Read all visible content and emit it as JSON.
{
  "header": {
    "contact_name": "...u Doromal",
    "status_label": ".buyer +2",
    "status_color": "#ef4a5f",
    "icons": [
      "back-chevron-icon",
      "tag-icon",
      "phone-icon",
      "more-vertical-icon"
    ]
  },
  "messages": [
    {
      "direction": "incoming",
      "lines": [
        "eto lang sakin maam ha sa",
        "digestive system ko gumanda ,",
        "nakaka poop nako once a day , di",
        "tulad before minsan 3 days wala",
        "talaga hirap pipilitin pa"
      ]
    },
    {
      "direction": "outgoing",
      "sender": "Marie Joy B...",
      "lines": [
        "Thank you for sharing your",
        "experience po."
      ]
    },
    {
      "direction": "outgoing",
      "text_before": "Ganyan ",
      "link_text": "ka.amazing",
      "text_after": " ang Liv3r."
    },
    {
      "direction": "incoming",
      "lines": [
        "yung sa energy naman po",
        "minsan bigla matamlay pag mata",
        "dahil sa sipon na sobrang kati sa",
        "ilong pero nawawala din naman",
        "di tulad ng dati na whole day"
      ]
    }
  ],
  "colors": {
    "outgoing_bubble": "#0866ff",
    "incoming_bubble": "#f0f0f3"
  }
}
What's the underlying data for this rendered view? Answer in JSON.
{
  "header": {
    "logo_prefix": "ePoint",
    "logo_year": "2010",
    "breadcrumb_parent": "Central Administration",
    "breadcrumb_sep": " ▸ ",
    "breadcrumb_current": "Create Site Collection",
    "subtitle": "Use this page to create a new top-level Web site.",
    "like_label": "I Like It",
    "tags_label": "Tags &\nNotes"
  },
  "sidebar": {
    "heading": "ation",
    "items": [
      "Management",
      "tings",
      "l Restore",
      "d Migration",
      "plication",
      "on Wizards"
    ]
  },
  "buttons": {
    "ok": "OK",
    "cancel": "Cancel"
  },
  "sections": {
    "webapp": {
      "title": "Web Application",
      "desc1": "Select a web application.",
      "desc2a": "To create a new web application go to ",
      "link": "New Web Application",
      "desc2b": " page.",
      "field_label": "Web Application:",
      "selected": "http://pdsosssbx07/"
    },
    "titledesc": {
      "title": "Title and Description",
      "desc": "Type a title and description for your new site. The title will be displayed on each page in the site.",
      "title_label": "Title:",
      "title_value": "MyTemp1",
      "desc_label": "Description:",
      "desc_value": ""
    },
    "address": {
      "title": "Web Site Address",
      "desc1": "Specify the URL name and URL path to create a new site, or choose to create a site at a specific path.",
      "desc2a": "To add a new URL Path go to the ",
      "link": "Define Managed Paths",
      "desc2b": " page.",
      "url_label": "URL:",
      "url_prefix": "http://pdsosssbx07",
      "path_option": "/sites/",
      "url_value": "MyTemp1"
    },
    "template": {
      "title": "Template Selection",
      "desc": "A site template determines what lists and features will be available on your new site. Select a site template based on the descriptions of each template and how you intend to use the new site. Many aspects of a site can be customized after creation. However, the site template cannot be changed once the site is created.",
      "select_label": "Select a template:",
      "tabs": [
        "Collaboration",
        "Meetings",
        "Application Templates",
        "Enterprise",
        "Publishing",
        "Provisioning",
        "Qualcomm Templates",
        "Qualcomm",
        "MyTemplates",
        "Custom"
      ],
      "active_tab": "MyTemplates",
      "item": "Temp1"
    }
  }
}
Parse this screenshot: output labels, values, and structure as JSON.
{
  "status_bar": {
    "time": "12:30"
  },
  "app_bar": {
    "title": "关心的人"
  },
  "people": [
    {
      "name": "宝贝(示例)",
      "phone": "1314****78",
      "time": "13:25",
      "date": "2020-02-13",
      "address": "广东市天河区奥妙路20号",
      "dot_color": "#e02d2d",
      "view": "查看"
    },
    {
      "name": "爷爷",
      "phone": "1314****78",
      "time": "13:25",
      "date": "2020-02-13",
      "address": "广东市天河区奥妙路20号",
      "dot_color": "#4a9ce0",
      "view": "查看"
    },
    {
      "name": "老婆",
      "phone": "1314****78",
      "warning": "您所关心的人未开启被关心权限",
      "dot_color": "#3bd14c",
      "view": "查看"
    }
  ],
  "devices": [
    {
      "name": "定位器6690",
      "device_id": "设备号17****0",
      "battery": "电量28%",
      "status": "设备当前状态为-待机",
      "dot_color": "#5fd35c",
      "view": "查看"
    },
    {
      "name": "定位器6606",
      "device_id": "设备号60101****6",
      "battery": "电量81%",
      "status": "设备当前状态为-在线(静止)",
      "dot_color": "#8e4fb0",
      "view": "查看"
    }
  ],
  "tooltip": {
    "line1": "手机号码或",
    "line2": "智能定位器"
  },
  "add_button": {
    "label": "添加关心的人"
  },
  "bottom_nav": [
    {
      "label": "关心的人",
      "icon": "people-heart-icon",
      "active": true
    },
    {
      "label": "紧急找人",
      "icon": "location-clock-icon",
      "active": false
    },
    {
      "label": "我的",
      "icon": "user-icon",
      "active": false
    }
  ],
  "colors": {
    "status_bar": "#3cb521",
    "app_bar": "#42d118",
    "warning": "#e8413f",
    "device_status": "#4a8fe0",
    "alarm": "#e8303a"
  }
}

Aim of the task: Write out every record verbatim.

In response:
Read all visible content and emit it as JSON.
{
  "header": {
    "contact_name": "...u Doromal",
    "status_label": ".buyer +2",
    "status_color": "#ef4a5f",
    "icons": [
      "back-chevron-icon",
      "tag-icon",
      "phone-icon",
      "more-vertical-icon"
    ]
  },
  "messages": [
    {
      "direction": "incoming",
      "lines": [
        "eto lang sakin maam ha sa",
        "digestive system ko gumanda ,",
        "nakaka poop nako once a day , di",
        "tulad before minsan 3 days wala",
        "talaga hirap pipilitin pa"
      ]
    },
    {
      "direction": "outgoing",
      "sender": "Marie Joy B...",
      "lines": [
        "Thank you for sharing your",
        "experience po."
      ]
    },
    {
      "direction": "outgoing",
      "text_before": "Ganyan ",
      "link_text": "ka.amazing",
      "text_after": " ang Liv3r."
    },
    {
      "direction": "incoming",
      "lines": [
        "yung sa energy naman po",
        "minsan bigla matamlay pag mata",
        "dahil sa sipon na sobrang kati sa",
        "ilong pero nawawala din naman",
        "di tulad ng dati na whole day"
      ]
    }
  ],
  "colors": {
    "outgoing_bubble": "#0866ff",
    "incoming_bubble": "#f0f0f3"
  }
}
What's the underlying data for this rendered view? Answer in JSON.
{
  "header": {
    "logo_prefix": "ePoint",
    "logo_year": "2010",
    "breadcrumb_parent": "Central Administration",
    "breadcrumb_sep": " ▸ ",
    "breadcrumb_current": "Create Site Collection",
    "subtitle": "Use this page to create a new top-level Web site.",
    "like_label": "I Like It",
    "tags_label": "Tags &\nNotes"
  },
  "sidebar": {
    "heading": "ation",
    "items": [
      "Management",
      "tings",
      "l Restore",
      "d Migration",
      "plication",
      "on Wizards"
    ]
  },
  "buttons": {
    "ok": "OK",
    "cancel": "Cancel"
  },
  "sections": {
    "webapp": {
      "title": "Web Application",
      "desc1": "Select a web application.",
      "desc2a": "To create a new web application go to ",
      "link": "New Web Application",
      "desc2b": " page.",
      "field_label": "Web Application:",
      "selected": "http://pdsosssbx07/"
    },
    "titledesc": {
      "title": "Title and Description",
      "desc": "Type a title and description for your new site. The title will be displayed on each page in the site.",
      "title_label": "Title:",
      "title_value": "MyTemp1",
      "desc_label": "Description:",
      "desc_value": ""
    },
    "address": {
      "title": "Web Site Address",
      "desc1": "Specify the URL name and URL path to create a new site, or choose to create a site at a specific path.",
      "desc2a": "To add a new URL Path go to the ",
      "link": "Define Managed Paths",
      "desc2b": " page.",
      "url_label": "URL:",
      "url_prefix": "http://pdsosssbx07",
      "path_option": "/sites/",
      "url_value": "MyTemp1"
    },
    "template": {
      "title": "Template Selection",
      "desc": "A site template determines what lists and features will be available on your new site. Select a site template based on the descriptions of each template and how you intend to use the new site. Many aspects of a site can be customized after creation. However, the site template cannot be changed once the site is created.",
      "select_label": "Select a template:",
      "tabs": [
        "Collaboration",
        "Meetings",
        "Application Templates",
        "Enterprise",
        "Publishing",
        "Provisioning",
        "Qualcomm Templates",
        "Qualcomm",
        "MyTemplates",
        "Custom"
      ],
      "active_tab": "MyTemplates",
      "item": "Temp1"
    }
  }
}
Parse this screenshot: output labels, values, and structure as JSON.
{
  "status_bar": {
    "time": "12:30"
  },
  "app_bar": {
    "title": "关心的人"
  },
  "people": [
    {
      "name": "宝贝(示例)",
      "phone": "1314****78",
      "time": "13:25",
      "date": "2020-02-13",
      "address": "广东市天河区奥妙路20号",
      "dot_color": "#e02d2d",
      "view": "查看"
    },
    {
      "name": "爷爷",
      "phone": "1314****78",
      "time": "13:25",
      "date": "2020-02-13",
      "address": "广东市天河区奥妙路20号",
      "dot_color": "#4a9ce0",
      "view": "查看"
    },
    {
      "name": "老婆",
      "phone": "1314****78",
      "warning": "您所关心的人未开启被关心权限",
      "dot_color": "#3bd14c",
      "view": "查看"
    }
  ],
  "devices": [
    {
      "name": "定位器6690",
      "device_id": "设备号17****0",
      "battery": "电量28%",
      "status": "设备当前状态为-待机",
      "dot_color": "#5fd35c",
      "view": "查看"
    },
    {
      "name": "定位器6606",
      "device_id": "设备号60101****6",
      "battery": "电量81%",
      "status": "设备当前状态为-在线(静止)",
      "dot_color": "#8e4fb0",
      "view": "查看"
    }
  ],
  "tooltip": {
    "line1": "手机号码或",
    "line2": "智能定位器"
  },
  "add_button": {
    "label": "添加关心的人"
  },
  "bottom_nav": [
    {
      "label": "关心的人",
      "icon": "people-heart-icon",
      "active": true
    },
    {
      "label": "紧急找人",
      "icon": "location-clock-icon",
      "active": false
    },
    {
      "label": "我的",
      "icon": "user-icon",
      "active": false
    }
  ],
  "colors": {
    "status_bar": "#3cb521",
    "app_bar": "#42d118",
    "warning": "#e8413f",
    "device_status": "#4a8fe0",
    "alarm": "#e8303a"
  }
}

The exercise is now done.